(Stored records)
= = = = =
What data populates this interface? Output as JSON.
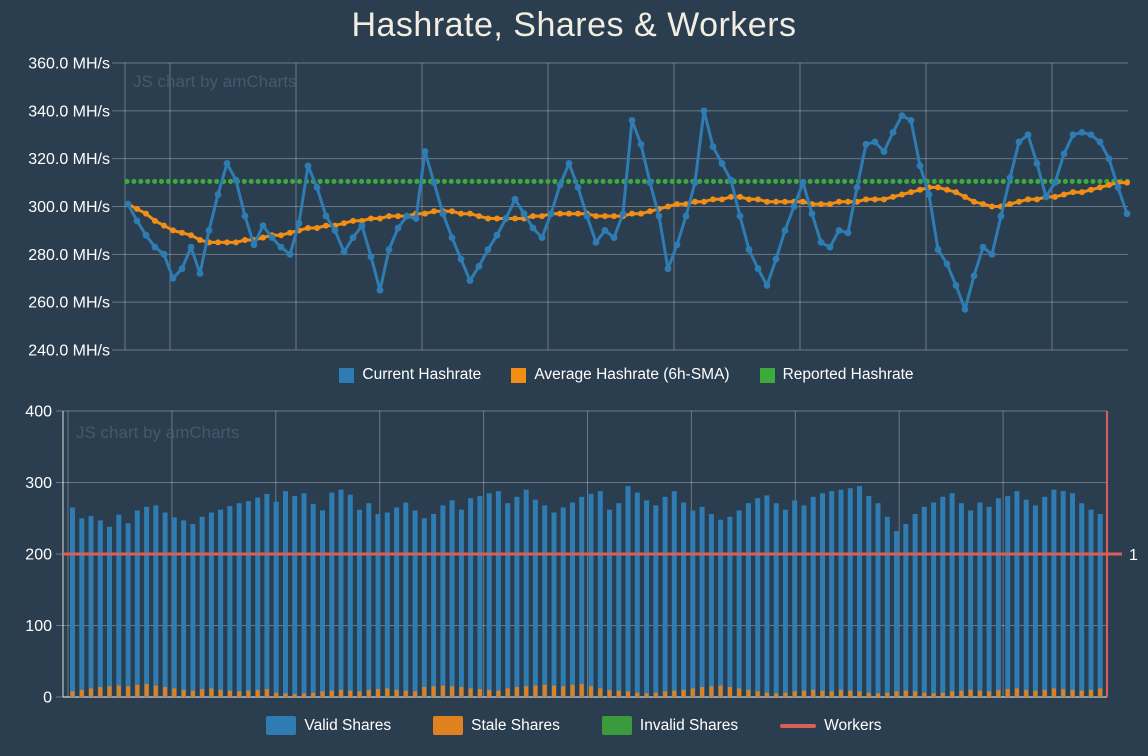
{
  "page": {
    "title": "Hashrate, Shares & Workers",
    "background_color": "#2b3e50",
    "title_color": "#f2ede1"
  },
  "colors": {
    "blue": "#2e7cb2",
    "orange_line": "#f28d15",
    "orange_bar": "#e0811f",
    "green": "#3cab3c",
    "red": "#d95f57",
    "grid": "rgba(255,255,255,0.30)",
    "axis_line": "rgba(255,255,255,0.55)",
    "axis_text": "#ffffff",
    "watermark": "#46586b"
  },
  "chart_data": [
    {
      "id": "hashrate",
      "type": "line",
      "watermark": "JS chart by amCharts",
      "y_axis": {
        "unit": "MH/s",
        "min": 240,
        "max": 360,
        "tick_step": 20,
        "tick_labels": [
          "360.0 MH/s",
          "340.0 MH/s",
          "320.0 MH/s",
          "300.0 MH/s",
          "280.0 MH/s",
          "260.0 MH/s",
          "240.0 MH/s"
        ]
      },
      "x_count": 112,
      "grid": "on",
      "legend_position": "bottom",
      "series": [
        {
          "name": "Current Hashrate",
          "color": "#2e7cb2",
          "style": "line-with-markers",
          "values": [
            301,
            294,
            288,
            283,
            280,
            270,
            274,
            283,
            272,
            290,
            305,
            318,
            311,
            296,
            284,
            292,
            287,
            283,
            280,
            293,
            317,
            308,
            296,
            290,
            281,
            287,
            292,
            279,
            265,
            282,
            291,
            296,
            295,
            323,
            310,
            297,
            287,
            278,
            269,
            275,
            282,
            288,
            295,
            303,
            297,
            291,
            287,
            297,
            309,
            318,
            308,
            296,
            285,
            290,
            287,
            297,
            336,
            326,
            310,
            296,
            274,
            284,
            296,
            310,
            340,
            325,
            318,
            311,
            296,
            282,
            274,
            267,
            278,
            290,
            300,
            310,
            297,
            285,
            283,
            290,
            289,
            308,
            326,
            327,
            323,
            331,
            338,
            336,
            317,
            305,
            282,
            276,
            267,
            257,
            271,
            283,
            280,
            296,
            312,
            327,
            330,
            318,
            304,
            310,
            322,
            330,
            331,
            330,
            327,
            320,
            308,
            297
          ]
        },
        {
          "name": "Average Hashrate (6h-SMA)",
          "color": "#f28d15",
          "style": "line-with-markers",
          "values": [
            301,
            299,
            297,
            294,
            292,
            290,
            289,
            288,
            286,
            285,
            285,
            285,
            285,
            286,
            286,
            287,
            288,
            288,
            289,
            290,
            291,
            291,
            292,
            292,
            293,
            294,
            294,
            295,
            295,
            296,
            296,
            296,
            297,
            297,
            298,
            298,
            298,
            297,
            297,
            296,
            295,
            295,
            295,
            295,
            295,
            296,
            296,
            297,
            297,
            297,
            297,
            297,
            296,
            296,
            296,
            296,
            297,
            297,
            298,
            299,
            300,
            301,
            301,
            302,
            302,
            303,
            303,
            304,
            304,
            303,
            303,
            302,
            302,
            302,
            302,
            302,
            301,
            301,
            301,
            302,
            302,
            302,
            303,
            303,
            303,
            304,
            305,
            306,
            307,
            308,
            308,
            307,
            306,
            304,
            302,
            301,
            300,
            300,
            301,
            302,
            303,
            303,
            304,
            304,
            305,
            306,
            306,
            307,
            308,
            309,
            310,
            310
          ]
        },
        {
          "name": "Reported Hashrate",
          "color": "#3cab3c",
          "style": "dotted",
          "constant": 310.5
        }
      ]
    },
    {
      "id": "shares",
      "type": "bar",
      "watermark": "JS chart by amCharts",
      "y_axis_left": {
        "min": 0,
        "max": 400,
        "tick_labels": [
          "400",
          "300",
          "200",
          "100",
          "0"
        ]
      },
      "y_axis_right": {
        "color": "#d95f57",
        "tick_labels": [
          "1"
        ],
        "tick_value_on_left_scale": 200
      },
      "x_count": 112,
      "grid": "on",
      "legend_position": "bottom",
      "series": [
        {
          "name": "Valid Shares",
          "color": "#2e7cb2",
          "style": "bar",
          "values": [
            265,
            250,
            253,
            247,
            238,
            255,
            243,
            261,
            266,
            268,
            258,
            251,
            247,
            242,
            252,
            258,
            262,
            267,
            271,
            274,
            279,
            284,
            273,
            288,
            281,
            285,
            270,
            261,
            286,
            290,
            283,
            262,
            271,
            256,
            258,
            265,
            272,
            261,
            250,
            256,
            268,
            275,
            262,
            278,
            281,
            285,
            288,
            271,
            280,
            290,
            276,
            268,
            258,
            265,
            272,
            280,
            284,
            288,
            262,
            271,
            295,
            286,
            275,
            268,
            280,
            288,
            272,
            261,
            266,
            256,
            248,
            252,
            261,
            271,
            278,
            282,
            271,
            262,
            275,
            268,
            280,
            285,
            288,
            290,
            292,
            295,
            281,
            271,
            252,
            232,
            242,
            256,
            266,
            272,
            280,
            285,
            271,
            261,
            272,
            266,
            278,
            281,
            288,
            276,
            268,
            280,
            290,
            288,
            285,
            271,
            262,
            256
          ]
        },
        {
          "name": "Stale Shares",
          "color": "#e0811f",
          "style": "bar",
          "values": [
            8,
            10,
            12,
            14,
            15,
            16,
            15,
            17,
            18,
            16,
            14,
            12,
            10,
            9,
            11,
            12,
            10,
            9,
            8,
            9,
            10,
            11,
            6,
            5,
            4,
            5,
            6,
            8,
            9,
            10,
            9,
            8,
            10,
            11,
            12,
            10,
            9,
            8,
            14,
            15,
            16,
            15,
            14,
            12,
            11,
            10,
            9,
            12,
            14,
            15,
            16,
            17,
            16,
            15,
            17,
            18,
            15,
            12,
            10,
            9,
            8,
            6,
            5,
            6,
            8,
            9,
            10,
            12,
            14,
            15,
            16,
            14,
            12,
            10,
            8,
            6,
            5,
            6,
            8,
            9,
            10,
            9,
            8,
            10,
            9,
            8,
            6,
            5,
            6,
            8,
            9,
            8,
            6,
            5,
            6,
            8,
            9,
            10,
            9,
            8,
            10,
            11,
            12,
            10,
            9,
            10,
            12,
            11,
            10,
            9,
            10,
            12
          ]
        },
        {
          "name": "Invalid Shares",
          "color": "#3b9a3b",
          "style": "bar",
          "constant": 0
        },
        {
          "name": "Workers",
          "color": "#d95f57",
          "style": "line",
          "constant": 1,
          "value_on_left_scale": 200
        }
      ]
    }
  ]
}
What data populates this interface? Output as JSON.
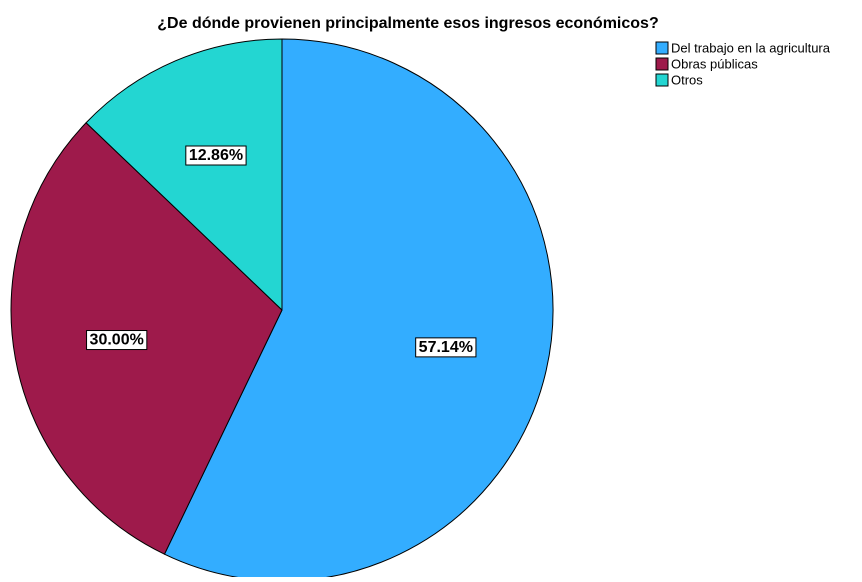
{
  "chart_data": {
    "type": "pie",
    "title": "¿De dónde provienen principalmente esos ingresos económicos?",
    "legend_position": "top-right",
    "slices": [
      {
        "label": "Del trabajo en la agricultura",
        "value": 57.14,
        "value_label": "57.14%",
        "color": "#33adff"
      },
      {
        "label": "Obras públicas",
        "value": 30.0,
        "value_label": "30.00%",
        "color": "#9e1a4b"
      },
      {
        "label": "Otros",
        "value": 12.86,
        "value_label": "12.86%",
        "color": "#23d6d2"
      }
    ]
  }
}
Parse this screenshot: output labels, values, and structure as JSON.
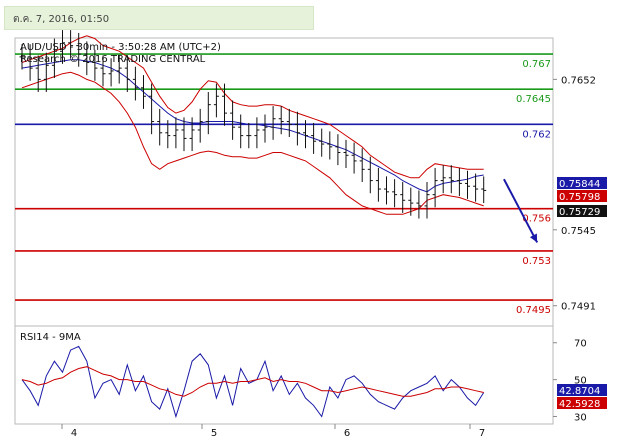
= = = = =
#### [GOAL OF THE EXERCISE]
All lines in the data that contain the word "Workers" should be copied.

#### [ANSWER FOR THE TASK]
    "title": "Hashrate, Shares & Workers",
          "name": "Workers",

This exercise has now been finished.